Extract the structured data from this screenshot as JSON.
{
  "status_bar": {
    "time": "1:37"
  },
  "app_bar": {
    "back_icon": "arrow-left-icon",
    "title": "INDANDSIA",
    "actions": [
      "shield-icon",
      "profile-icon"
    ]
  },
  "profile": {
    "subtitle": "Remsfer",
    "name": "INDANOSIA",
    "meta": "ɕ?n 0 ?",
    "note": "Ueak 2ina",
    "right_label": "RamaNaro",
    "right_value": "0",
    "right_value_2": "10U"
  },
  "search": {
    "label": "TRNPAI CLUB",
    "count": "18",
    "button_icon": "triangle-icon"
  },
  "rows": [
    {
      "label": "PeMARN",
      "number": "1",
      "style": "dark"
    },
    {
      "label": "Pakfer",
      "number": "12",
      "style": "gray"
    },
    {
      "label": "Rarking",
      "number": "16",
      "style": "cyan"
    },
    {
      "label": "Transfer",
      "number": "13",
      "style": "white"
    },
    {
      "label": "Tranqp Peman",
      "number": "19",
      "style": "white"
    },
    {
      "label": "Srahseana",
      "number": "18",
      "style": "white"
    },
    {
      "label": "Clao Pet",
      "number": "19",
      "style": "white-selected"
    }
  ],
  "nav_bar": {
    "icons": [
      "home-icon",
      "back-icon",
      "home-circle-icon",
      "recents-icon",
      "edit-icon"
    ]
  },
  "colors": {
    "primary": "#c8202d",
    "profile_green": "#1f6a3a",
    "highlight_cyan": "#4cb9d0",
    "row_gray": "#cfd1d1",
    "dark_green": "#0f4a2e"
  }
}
···
• [Problem statement]: Exactly reproduce every line found in the records.

• [Answer to the problem]:
Extract the structured data from this screenshot as JSON.
{
  "status_bar": {
    "time": "1:37"
  },
  "app_bar": {
    "back_icon": "arrow-left-icon",
    "title": "INDANDSIA",
    "actions": [
      "shield-icon",
      "profile-icon"
    ]
  },
  "profile": {
    "subtitle": "Remsfer",
    "name": "INDANOSIA",
    "meta": "ɕ?n 0 ?",
    "note": "Ueak 2ina",
    "right_label": "RamaNaro",
    "right_value": "0",
    "right_value_2": "10U"
  },
  "search": {
    "label": "TRNPAI CLUB",
    "count": "18",
    "button_icon": "triangle-icon"
  },
  "rows": [
    {
      "label": "PeMARN",
      "number": "1",
      "style": "dark"
    },
    {
      "label": "Pakfer",
      "number": "12",
      "style": "gray"
    },
    {
      "label": "Rarking",
      "number": "16",
      "style": "cyan"
    },
    {
      "label": "Transfer",
      "number": "13",
      "style": "white"
    },
    {
      "label": "Tranqp Peman",
      "number": "19",
      "style": "white"
    },
    {
      "label": "Srahseana",
      "number": "18",
      "style": "white"
    },
    {
      "label": "Clao Pet",
      "number": "19",
      "style": "white-selected"
    }
  ],
  "nav_bar": {
    "icons": [
      "home-icon",
      "back-icon",
      "home-circle-icon",
      "recents-icon",
      "edit-icon"
    ]
  },
  "colors": {
    "primary": "#c8202d",
    "profile_green": "#1f6a3a",
    "highlight_cyan": "#4cb9d0",
    "row_gray": "#cfd1d1",
    "dark_green": "#0f4a2e"
  }
}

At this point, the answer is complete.